Figure record extracts:
--*--

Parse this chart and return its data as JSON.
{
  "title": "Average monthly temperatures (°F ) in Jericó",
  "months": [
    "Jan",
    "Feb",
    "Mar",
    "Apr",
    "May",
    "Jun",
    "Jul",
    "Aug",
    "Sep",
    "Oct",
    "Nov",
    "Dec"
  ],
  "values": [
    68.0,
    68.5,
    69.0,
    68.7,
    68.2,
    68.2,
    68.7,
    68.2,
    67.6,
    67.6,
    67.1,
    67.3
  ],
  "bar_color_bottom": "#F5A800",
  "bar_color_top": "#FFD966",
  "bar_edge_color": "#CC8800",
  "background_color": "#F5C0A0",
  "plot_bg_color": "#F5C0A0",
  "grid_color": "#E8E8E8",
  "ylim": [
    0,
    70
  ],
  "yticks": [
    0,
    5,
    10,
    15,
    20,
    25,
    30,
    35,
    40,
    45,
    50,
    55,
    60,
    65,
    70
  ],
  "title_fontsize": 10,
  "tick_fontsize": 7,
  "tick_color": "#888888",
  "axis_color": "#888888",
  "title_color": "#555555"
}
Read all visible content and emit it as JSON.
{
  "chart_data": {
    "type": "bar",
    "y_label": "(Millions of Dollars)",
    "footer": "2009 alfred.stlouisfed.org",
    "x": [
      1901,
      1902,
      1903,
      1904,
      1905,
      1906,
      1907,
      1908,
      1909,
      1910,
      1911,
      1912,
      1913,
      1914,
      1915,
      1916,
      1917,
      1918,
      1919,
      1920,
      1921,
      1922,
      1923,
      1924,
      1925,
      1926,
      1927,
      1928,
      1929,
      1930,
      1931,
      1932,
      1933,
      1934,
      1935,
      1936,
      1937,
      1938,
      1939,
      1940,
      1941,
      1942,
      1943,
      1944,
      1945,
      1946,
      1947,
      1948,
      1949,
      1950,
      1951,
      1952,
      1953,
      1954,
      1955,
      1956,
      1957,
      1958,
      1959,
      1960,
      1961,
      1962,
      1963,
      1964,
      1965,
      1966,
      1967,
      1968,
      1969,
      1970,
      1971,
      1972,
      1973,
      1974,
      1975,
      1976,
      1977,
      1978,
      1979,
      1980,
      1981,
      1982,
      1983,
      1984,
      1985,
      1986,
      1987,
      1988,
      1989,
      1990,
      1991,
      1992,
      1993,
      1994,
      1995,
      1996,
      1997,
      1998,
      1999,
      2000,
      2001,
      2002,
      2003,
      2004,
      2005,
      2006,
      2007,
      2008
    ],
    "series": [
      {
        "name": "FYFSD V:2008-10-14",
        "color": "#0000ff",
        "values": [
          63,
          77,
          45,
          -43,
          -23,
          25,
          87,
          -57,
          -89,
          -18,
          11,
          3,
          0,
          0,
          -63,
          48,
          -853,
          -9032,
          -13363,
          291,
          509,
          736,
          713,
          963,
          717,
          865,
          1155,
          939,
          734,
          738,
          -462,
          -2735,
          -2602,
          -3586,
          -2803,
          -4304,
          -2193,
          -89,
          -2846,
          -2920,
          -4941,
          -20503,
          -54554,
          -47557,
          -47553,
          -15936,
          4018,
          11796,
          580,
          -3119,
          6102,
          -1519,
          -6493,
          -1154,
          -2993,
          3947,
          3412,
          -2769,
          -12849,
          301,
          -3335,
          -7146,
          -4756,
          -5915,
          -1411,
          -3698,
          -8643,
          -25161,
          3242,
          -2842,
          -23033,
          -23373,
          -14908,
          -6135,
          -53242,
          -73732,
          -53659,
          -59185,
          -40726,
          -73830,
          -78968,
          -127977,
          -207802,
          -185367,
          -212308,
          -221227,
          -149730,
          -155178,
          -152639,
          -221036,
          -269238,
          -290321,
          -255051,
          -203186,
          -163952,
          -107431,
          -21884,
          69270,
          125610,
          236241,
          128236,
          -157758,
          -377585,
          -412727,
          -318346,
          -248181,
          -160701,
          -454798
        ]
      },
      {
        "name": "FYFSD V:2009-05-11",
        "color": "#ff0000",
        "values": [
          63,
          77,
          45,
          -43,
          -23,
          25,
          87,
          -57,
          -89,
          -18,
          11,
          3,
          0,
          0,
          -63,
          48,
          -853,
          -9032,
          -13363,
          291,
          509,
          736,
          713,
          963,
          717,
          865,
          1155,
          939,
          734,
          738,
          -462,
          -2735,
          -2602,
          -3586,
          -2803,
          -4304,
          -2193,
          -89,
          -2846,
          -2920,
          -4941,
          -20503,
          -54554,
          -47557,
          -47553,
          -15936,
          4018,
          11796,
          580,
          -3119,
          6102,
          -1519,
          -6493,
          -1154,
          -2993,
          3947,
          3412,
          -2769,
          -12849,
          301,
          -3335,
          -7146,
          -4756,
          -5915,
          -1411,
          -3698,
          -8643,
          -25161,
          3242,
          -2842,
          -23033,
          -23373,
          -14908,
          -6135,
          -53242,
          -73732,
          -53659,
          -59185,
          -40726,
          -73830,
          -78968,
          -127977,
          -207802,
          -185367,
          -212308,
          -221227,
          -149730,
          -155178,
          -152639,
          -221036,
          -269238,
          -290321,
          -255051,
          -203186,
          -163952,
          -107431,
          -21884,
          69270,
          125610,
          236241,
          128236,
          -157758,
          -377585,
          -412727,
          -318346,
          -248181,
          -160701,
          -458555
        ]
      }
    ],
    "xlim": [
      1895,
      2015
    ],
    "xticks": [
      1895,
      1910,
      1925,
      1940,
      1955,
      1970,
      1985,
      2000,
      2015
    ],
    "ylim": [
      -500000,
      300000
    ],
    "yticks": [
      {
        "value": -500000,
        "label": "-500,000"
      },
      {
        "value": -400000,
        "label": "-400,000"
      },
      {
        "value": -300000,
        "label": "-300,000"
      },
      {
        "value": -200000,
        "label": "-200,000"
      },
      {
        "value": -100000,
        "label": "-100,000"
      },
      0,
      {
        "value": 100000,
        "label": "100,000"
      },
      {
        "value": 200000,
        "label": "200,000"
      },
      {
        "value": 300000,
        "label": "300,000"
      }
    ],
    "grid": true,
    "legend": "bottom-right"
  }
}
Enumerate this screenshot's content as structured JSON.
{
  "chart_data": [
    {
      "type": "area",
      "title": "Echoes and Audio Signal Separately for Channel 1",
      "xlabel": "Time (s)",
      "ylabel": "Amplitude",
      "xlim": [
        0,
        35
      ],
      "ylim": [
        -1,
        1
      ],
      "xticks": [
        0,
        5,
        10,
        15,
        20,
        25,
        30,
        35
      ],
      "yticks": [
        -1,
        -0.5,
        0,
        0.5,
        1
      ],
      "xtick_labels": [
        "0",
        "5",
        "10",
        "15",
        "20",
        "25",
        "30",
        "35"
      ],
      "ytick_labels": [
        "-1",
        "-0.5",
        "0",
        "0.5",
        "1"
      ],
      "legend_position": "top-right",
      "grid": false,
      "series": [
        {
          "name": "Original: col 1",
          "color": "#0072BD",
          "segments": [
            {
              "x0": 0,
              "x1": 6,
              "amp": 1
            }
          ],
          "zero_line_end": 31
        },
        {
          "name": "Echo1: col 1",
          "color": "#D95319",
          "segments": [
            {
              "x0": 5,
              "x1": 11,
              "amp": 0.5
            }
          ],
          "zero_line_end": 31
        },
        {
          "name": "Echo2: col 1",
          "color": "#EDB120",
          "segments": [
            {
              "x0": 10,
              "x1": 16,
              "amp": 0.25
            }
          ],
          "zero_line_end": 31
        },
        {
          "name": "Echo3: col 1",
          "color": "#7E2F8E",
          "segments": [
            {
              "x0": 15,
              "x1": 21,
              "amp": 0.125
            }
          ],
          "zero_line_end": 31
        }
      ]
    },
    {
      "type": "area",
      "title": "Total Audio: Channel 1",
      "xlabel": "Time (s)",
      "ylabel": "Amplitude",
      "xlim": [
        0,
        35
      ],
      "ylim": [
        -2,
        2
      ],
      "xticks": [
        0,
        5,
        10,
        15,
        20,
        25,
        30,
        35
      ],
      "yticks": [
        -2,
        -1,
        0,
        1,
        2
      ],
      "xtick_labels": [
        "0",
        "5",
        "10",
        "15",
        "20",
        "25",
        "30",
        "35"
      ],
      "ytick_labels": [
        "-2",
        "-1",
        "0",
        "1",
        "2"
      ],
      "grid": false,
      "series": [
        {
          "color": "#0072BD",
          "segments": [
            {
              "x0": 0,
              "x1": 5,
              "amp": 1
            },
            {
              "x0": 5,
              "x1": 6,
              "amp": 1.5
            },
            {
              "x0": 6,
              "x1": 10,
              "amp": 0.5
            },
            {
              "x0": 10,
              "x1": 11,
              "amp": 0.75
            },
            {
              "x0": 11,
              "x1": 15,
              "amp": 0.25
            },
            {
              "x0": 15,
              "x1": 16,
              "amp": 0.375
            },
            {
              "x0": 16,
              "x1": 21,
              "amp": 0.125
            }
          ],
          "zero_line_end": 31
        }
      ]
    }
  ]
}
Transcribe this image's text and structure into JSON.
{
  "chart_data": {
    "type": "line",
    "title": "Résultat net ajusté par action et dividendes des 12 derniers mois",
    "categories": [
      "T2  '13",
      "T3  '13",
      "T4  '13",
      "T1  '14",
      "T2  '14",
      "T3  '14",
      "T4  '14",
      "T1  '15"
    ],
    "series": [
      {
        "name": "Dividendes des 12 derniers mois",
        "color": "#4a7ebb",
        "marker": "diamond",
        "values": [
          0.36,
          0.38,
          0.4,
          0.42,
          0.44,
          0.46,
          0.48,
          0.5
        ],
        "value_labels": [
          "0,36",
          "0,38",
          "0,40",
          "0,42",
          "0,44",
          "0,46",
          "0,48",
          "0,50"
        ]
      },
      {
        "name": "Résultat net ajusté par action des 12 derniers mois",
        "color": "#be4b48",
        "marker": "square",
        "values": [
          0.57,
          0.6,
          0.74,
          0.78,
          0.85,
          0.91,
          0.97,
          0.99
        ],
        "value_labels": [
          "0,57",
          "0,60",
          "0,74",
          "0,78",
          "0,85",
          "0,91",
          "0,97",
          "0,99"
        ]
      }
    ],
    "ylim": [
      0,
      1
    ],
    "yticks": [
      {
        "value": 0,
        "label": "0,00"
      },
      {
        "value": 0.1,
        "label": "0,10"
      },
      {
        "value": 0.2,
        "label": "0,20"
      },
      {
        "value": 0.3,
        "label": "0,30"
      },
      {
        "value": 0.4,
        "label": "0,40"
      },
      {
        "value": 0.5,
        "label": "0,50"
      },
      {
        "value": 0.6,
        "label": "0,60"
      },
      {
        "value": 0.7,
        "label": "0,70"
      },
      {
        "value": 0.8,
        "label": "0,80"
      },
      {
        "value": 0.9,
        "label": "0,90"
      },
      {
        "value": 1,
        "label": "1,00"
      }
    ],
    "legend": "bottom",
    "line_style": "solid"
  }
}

--*--

• Given instruction
Tell how many lines in the records above contain "content", giving the number and no other words.

• Solution to the problem
2